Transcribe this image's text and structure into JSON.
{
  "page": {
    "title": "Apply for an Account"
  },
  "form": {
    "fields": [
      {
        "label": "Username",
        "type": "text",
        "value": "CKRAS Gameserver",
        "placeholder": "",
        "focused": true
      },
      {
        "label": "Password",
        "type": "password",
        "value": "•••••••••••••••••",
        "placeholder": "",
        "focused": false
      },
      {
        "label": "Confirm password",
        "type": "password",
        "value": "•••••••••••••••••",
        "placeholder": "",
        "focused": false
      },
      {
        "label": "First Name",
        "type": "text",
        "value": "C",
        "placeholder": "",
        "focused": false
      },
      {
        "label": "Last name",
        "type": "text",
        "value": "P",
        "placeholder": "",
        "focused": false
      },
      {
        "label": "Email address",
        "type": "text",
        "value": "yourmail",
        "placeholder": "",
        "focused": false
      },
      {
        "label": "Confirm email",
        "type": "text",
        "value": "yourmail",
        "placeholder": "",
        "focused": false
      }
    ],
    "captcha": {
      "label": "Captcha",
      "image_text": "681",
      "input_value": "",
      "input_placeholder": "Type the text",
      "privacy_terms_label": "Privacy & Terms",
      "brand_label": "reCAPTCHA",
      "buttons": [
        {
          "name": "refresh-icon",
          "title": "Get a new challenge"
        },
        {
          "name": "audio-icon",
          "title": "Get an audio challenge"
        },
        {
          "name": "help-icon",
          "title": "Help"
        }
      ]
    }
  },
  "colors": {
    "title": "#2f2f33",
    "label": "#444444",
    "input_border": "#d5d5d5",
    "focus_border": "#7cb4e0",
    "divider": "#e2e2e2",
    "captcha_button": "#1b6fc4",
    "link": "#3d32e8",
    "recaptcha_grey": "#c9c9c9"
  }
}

--

Copy all the records above precisely.

Transcribe this image's text and structure into JSON.
{
  "page": {
    "title": "Apply for an Account"
  },
  "form": {
    "fields": [
      {
        "label": "Username",
        "type": "text",
        "value": "CKRAS Gameserver",
        "placeholder": "",
        "focused": true
      },
      {
        "label": "Password",
        "type": "password",
        "value": "•••••••••••••••••",
        "placeholder": "",
        "focused": false
      },
      {
        "label": "Confirm password",
        "type": "password",
        "value": "•••••••••••••••••",
        "placeholder": "",
        "focused": false
      },
      {
        "label": "First Name",
        "type": "text",
        "value": "C",
        "placeholder": "",
        "focused": false
      },
      {
        "label": "Last name",
        "type": "text",
        "value": "P",
        "placeholder": "",
        "focused": false
      },
      {
        "label": "Email address",
        "type": "text",
        "value": "yourmail",
        "placeholder": "",
        "focused": false
      },
      {
        "label": "Confirm email",
        "type": "text",
        "value": "yourmail",
        "placeholder": "",
        "focused": false
      }
    ],
    "captcha": {
      "label": "Captcha",
      "image_text": "681",
      "input_value": "",
      "input_placeholder": "Type the text",
      "privacy_terms_label": "Privacy & Terms",
      "brand_label": "reCAPTCHA",
      "buttons": [
        {
          "name": "refresh-icon",
          "title": "Get a new challenge"
        },
        {
          "name": "audio-icon",
          "title": "Get an audio challenge"
        },
        {
          "name": "help-icon",
          "title": "Help"
        }
      ]
    }
  },
  "colors": {
    "title": "#2f2f33",
    "label": "#444444",
    "input_border": "#d5d5d5",
    "focus_border": "#7cb4e0",
    "divider": "#e2e2e2",
    "captcha_button": "#1b6fc4",
    "link": "#3d32e8",
    "recaptcha_grey": "#c9c9c9"
  }
}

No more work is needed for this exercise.